Work out how many lines hold "JSON". Give the number and nothing else.

(Figure record listings)
=-=-=

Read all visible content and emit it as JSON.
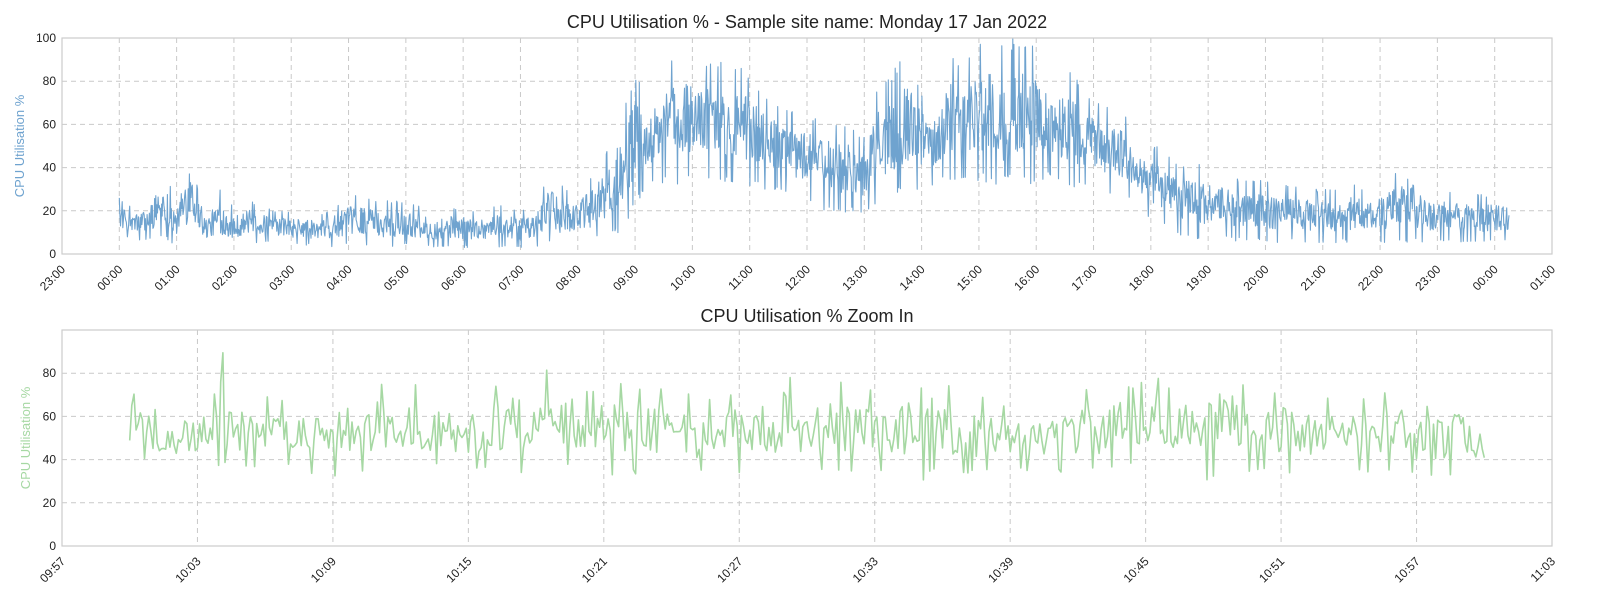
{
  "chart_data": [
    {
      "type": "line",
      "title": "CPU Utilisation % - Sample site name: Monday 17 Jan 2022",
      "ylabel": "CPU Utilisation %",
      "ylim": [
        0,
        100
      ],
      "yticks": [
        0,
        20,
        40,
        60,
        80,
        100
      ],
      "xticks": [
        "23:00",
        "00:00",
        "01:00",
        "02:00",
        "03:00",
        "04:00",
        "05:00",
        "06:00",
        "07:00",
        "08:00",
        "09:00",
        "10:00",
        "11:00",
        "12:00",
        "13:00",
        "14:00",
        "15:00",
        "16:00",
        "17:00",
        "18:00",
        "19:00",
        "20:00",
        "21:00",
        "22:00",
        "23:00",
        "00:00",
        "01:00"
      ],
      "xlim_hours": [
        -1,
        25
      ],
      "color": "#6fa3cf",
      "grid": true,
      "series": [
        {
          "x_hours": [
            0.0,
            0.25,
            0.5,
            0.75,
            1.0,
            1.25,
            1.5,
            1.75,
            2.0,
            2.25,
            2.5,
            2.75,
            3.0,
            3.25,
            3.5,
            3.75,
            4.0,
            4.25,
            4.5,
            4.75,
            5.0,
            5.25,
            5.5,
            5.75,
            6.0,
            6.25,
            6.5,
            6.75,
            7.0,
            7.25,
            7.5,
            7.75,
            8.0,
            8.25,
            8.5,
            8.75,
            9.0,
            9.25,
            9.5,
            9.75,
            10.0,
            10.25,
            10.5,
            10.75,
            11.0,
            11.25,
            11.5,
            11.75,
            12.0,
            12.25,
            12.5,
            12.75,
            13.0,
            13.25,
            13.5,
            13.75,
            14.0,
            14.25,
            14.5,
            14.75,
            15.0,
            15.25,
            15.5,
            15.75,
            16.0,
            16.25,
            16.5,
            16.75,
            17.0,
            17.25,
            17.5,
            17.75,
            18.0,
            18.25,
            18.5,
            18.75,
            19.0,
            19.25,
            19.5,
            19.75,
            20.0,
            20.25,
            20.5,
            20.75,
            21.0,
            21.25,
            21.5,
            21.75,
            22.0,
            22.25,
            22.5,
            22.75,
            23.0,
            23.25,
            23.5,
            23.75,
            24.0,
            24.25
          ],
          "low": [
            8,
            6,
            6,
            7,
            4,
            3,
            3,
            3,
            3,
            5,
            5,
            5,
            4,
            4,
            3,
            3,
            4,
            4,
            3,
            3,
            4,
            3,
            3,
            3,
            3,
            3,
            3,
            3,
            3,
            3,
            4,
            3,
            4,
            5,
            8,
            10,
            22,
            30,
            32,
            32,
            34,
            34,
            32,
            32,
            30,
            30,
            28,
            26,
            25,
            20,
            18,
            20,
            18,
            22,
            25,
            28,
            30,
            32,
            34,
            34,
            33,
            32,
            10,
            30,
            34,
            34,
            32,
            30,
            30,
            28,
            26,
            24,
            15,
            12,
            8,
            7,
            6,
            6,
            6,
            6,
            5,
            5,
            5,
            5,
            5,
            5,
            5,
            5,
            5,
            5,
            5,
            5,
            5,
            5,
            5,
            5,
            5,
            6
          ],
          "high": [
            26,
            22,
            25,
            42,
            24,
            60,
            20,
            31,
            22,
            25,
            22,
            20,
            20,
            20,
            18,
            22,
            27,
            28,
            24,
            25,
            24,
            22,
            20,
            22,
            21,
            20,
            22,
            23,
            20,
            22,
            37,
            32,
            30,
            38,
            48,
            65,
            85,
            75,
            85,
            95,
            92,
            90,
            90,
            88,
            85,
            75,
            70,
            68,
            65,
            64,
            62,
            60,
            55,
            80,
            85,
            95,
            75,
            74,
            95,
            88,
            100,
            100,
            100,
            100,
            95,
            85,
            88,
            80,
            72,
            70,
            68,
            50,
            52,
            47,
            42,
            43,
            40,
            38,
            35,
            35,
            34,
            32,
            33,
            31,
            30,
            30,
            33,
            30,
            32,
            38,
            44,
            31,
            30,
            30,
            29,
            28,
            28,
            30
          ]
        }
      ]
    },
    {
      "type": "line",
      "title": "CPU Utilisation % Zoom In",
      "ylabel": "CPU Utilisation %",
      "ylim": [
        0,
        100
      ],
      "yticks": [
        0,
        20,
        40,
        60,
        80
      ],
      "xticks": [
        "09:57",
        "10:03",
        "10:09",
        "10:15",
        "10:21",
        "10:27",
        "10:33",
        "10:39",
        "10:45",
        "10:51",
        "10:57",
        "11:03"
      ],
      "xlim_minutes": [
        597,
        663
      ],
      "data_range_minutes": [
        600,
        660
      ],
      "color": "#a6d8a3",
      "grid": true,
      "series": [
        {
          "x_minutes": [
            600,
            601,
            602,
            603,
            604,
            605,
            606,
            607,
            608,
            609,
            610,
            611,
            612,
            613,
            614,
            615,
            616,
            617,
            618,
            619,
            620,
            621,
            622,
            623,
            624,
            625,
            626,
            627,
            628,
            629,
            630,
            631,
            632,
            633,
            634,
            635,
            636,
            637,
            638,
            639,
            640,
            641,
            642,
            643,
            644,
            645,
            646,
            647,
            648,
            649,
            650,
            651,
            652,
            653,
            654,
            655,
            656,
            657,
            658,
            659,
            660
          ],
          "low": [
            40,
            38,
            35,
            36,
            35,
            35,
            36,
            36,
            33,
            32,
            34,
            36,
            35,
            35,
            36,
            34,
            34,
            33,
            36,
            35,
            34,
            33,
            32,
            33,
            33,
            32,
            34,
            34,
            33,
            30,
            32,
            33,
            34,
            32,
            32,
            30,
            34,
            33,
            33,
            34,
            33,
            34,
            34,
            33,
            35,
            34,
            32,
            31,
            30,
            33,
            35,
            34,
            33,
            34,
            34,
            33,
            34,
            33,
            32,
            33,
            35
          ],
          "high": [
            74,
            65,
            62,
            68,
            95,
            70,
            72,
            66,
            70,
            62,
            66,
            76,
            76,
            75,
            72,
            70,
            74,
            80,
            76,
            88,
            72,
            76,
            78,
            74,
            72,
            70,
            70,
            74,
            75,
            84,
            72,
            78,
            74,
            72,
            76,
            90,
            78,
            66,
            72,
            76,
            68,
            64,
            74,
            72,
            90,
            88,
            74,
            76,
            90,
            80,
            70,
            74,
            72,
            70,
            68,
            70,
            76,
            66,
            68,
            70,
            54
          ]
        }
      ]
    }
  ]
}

=-=-=

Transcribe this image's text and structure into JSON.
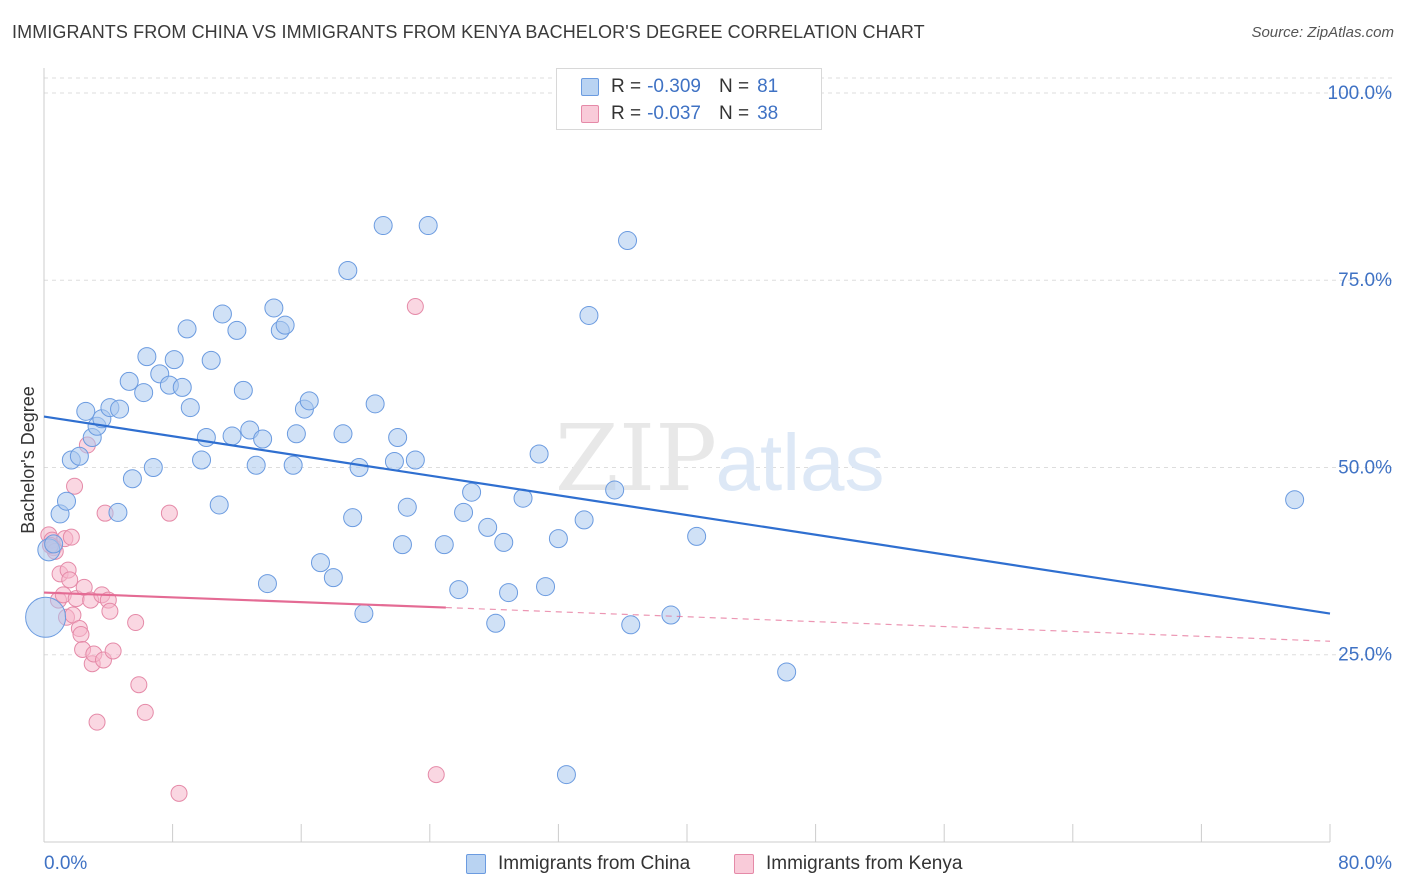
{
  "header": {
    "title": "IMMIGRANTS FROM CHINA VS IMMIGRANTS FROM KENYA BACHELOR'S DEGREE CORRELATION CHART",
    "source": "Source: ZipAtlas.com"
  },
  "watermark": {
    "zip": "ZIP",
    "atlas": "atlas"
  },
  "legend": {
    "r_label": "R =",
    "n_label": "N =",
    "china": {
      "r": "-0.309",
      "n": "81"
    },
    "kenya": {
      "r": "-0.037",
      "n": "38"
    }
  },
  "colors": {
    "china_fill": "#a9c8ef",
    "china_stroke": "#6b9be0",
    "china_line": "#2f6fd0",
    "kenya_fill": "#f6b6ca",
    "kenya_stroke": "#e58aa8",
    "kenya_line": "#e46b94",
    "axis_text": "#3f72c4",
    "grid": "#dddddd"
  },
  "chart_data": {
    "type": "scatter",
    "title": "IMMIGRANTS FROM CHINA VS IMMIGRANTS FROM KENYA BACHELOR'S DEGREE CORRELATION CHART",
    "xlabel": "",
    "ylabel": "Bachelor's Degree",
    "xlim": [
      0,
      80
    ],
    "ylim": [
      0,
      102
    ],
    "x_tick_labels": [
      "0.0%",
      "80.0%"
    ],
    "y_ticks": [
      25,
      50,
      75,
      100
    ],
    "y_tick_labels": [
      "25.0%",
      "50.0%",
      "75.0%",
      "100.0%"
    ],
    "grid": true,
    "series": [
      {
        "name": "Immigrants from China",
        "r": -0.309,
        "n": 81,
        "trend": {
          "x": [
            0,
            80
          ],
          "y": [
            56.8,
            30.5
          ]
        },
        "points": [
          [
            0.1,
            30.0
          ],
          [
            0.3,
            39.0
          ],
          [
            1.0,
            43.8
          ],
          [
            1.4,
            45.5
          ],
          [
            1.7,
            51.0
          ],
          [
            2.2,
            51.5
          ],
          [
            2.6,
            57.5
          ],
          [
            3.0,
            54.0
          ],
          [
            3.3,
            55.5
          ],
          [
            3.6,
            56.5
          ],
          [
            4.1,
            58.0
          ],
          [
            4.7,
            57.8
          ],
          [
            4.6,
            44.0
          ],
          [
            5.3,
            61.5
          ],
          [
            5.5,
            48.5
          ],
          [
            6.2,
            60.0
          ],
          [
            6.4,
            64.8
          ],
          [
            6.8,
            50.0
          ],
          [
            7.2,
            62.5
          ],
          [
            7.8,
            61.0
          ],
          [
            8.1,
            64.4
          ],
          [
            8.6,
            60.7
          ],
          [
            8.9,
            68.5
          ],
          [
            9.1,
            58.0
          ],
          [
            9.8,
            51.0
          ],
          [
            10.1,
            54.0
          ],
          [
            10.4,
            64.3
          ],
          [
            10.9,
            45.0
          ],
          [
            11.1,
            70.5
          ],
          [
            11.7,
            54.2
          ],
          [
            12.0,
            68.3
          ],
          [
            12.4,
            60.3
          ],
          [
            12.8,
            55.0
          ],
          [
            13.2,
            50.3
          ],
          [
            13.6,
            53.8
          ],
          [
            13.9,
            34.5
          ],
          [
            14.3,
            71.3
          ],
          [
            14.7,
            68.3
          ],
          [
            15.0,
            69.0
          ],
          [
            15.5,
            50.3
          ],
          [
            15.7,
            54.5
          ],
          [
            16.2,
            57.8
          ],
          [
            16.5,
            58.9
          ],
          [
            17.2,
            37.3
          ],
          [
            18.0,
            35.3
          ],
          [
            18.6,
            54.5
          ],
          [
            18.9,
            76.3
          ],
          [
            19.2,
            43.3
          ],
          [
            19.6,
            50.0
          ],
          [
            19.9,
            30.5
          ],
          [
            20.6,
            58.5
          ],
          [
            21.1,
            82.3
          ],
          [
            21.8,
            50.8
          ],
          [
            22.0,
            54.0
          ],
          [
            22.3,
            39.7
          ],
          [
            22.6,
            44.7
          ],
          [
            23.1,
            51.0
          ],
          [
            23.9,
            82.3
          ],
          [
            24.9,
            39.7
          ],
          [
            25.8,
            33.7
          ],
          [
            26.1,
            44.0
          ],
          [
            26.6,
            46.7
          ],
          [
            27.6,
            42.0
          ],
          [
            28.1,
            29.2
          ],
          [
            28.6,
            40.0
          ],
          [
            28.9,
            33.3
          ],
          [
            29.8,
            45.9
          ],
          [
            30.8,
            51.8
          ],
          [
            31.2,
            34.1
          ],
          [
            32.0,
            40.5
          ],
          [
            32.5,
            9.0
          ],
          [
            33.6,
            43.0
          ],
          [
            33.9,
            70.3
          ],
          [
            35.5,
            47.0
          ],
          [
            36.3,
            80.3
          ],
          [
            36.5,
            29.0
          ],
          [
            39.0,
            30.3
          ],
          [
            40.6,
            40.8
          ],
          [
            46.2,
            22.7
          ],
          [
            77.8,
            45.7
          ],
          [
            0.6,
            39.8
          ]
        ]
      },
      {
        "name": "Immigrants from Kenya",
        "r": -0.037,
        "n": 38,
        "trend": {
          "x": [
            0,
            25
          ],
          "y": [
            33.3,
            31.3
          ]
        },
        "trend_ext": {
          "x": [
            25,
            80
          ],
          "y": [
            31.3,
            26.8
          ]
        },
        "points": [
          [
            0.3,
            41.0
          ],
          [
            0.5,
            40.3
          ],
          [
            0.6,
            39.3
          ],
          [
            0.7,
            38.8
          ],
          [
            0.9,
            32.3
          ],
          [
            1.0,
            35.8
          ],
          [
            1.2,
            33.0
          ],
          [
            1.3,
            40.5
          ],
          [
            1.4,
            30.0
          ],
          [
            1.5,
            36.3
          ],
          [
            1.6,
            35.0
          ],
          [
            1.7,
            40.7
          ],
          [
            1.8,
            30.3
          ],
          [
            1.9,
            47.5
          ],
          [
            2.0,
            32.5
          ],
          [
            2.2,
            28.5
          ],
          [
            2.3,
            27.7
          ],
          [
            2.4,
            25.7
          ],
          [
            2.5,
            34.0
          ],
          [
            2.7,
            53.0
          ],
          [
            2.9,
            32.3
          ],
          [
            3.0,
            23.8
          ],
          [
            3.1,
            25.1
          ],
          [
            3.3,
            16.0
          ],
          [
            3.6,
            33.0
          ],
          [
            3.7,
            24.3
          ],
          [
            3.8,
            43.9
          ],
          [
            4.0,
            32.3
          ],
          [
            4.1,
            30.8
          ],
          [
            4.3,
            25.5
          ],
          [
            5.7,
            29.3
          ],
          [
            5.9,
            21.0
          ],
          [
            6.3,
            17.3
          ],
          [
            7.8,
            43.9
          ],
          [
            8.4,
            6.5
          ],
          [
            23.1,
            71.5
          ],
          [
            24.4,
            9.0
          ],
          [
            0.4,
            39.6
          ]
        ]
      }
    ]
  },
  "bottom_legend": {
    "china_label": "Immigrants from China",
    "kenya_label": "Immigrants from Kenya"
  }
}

=-=-=

- [ANSWER FOR THIS EXERCISE]: 2